| To be done |
Write out the entries verbatim and leave the images out of the copy.

| Given data |
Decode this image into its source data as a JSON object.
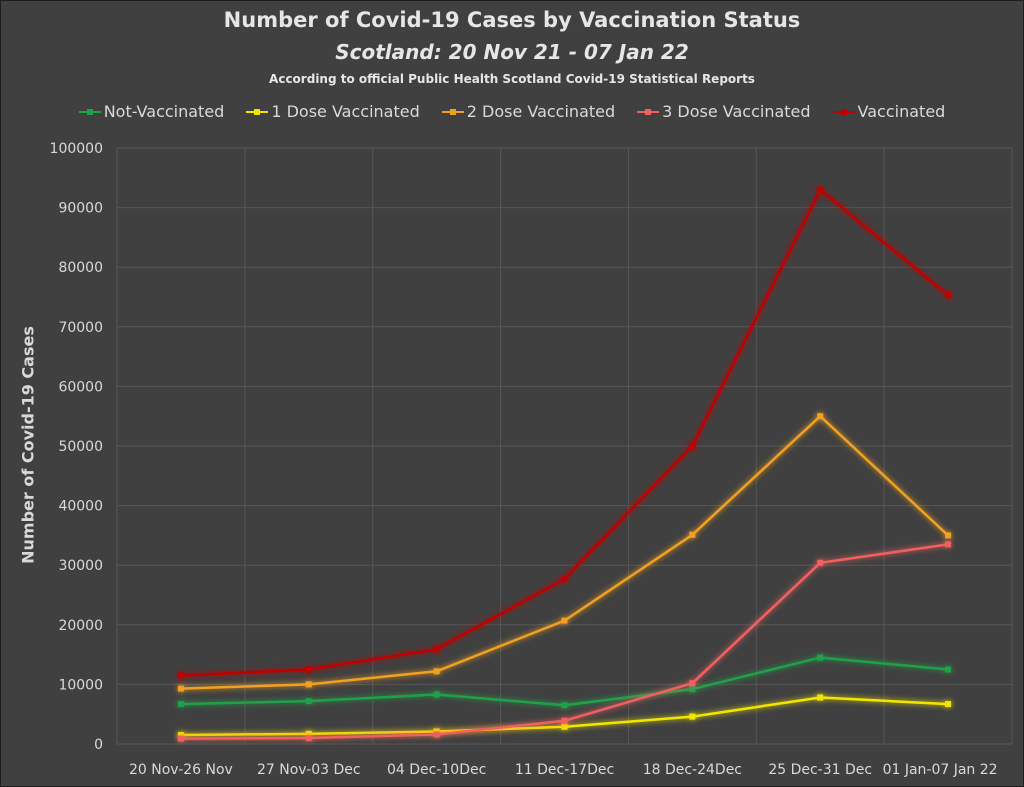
{
  "chart_data": {
    "type": "line",
    "title": "Number of Covid-19 Cases by Vaccination Status",
    "subtitle": "Scotland: 20 Nov 21 - 07 Jan 22",
    "subtitle2": "According to official Public Health Scotland Covid-19 Statistical Reports",
    "ylabel": "Number of Covid-19 Cases",
    "xlabel": "",
    "ylim": [
      0,
      100000
    ],
    "yticks": [
      "0",
      "10000",
      "20000",
      "30000",
      "40000",
      "50000",
      "60000",
      "70000",
      "80000",
      "90000",
      "100000"
    ],
    "categories": [
      "20 Nov-26 Nov",
      "27 Nov-03 Dec",
      "04 Dec-10Dec",
      "11 Dec-17Dec",
      "18 Dec-24Dec",
      "25 Dec-31 Dec",
      "01 Jan-07 Jan 22"
    ],
    "grid": true,
    "legend_position": "top",
    "series": [
      {
        "name": "Not-Vaccinated",
        "color": "#21a04a",
        "values": [
          6700,
          7200,
          8300,
          6500,
          9200,
          14500,
          12500
        ]
      },
      {
        "name": "1 Dose Vaccinated",
        "color": "#f2e600",
        "values": [
          1500,
          1700,
          2100,
          2900,
          4600,
          7800,
          6700
        ]
      },
      {
        "name": "2 Dose Vaccinated",
        "color": "#f0a020",
        "values": [
          9300,
          10000,
          12200,
          20700,
          35100,
          55000,
          35000
        ]
      },
      {
        "name": "3 Dose Vaccinated",
        "color": "#f06060",
        "values": [
          900,
          1000,
          1600,
          3900,
          10200,
          30400,
          33500
        ]
      },
      {
        "name": "Vaccinated",
        "color": "#c00000",
        "values": [
          11500,
          12500,
          15900,
          27700,
          50000,
          93000,
          75300
        ]
      }
    ]
  }
}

| The result |
Decode this image into its source data as a JSON object.
{
  "chart_data": {
    "type": "line",
    "title": "Number of Covid-19 Cases by Vaccination Status",
    "subtitle": "Scotland: 20 Nov 21 - 07 Jan 22",
    "subtitle2": "According to official Public Health Scotland Covid-19 Statistical Reports",
    "ylabel": "Number of Covid-19 Cases",
    "xlabel": "",
    "ylim": [
      0,
      100000
    ],
    "yticks": [
      "0",
      "10000",
      "20000",
      "30000",
      "40000",
      "50000",
      "60000",
      "70000",
      "80000",
      "90000",
      "100000"
    ],
    "categories": [
      "20 Nov-26 Nov",
      "27 Nov-03 Dec",
      "04 Dec-10Dec",
      "11 Dec-17Dec",
      "18 Dec-24Dec",
      "25 Dec-31 Dec",
      "01 Jan-07 Jan 22"
    ],
    "grid": true,
    "legend_position": "top",
    "series": [
      {
        "name": "Not-Vaccinated",
        "color": "#21a04a",
        "values": [
          6700,
          7200,
          8300,
          6500,
          9200,
          14500,
          12500
        ]
      },
      {
        "name": "1 Dose Vaccinated",
        "color": "#f2e600",
        "values": [
          1500,
          1700,
          2100,
          2900,
          4600,
          7800,
          6700
        ]
      },
      {
        "name": "2 Dose Vaccinated",
        "color": "#f0a020",
        "values": [
          9300,
          10000,
          12200,
          20700,
          35100,
          55000,
          35000
        ]
      },
      {
        "name": "3 Dose Vaccinated",
        "color": "#f06060",
        "values": [
          900,
          1000,
          1600,
          3900,
          10200,
          30400,
          33500
        ]
      },
      {
        "name": "Vaccinated",
        "color": "#c00000",
        "values": [
          11500,
          12500,
          15900,
          27700,
          50000,
          93000,
          75300
        ]
      }
    ]
  }
}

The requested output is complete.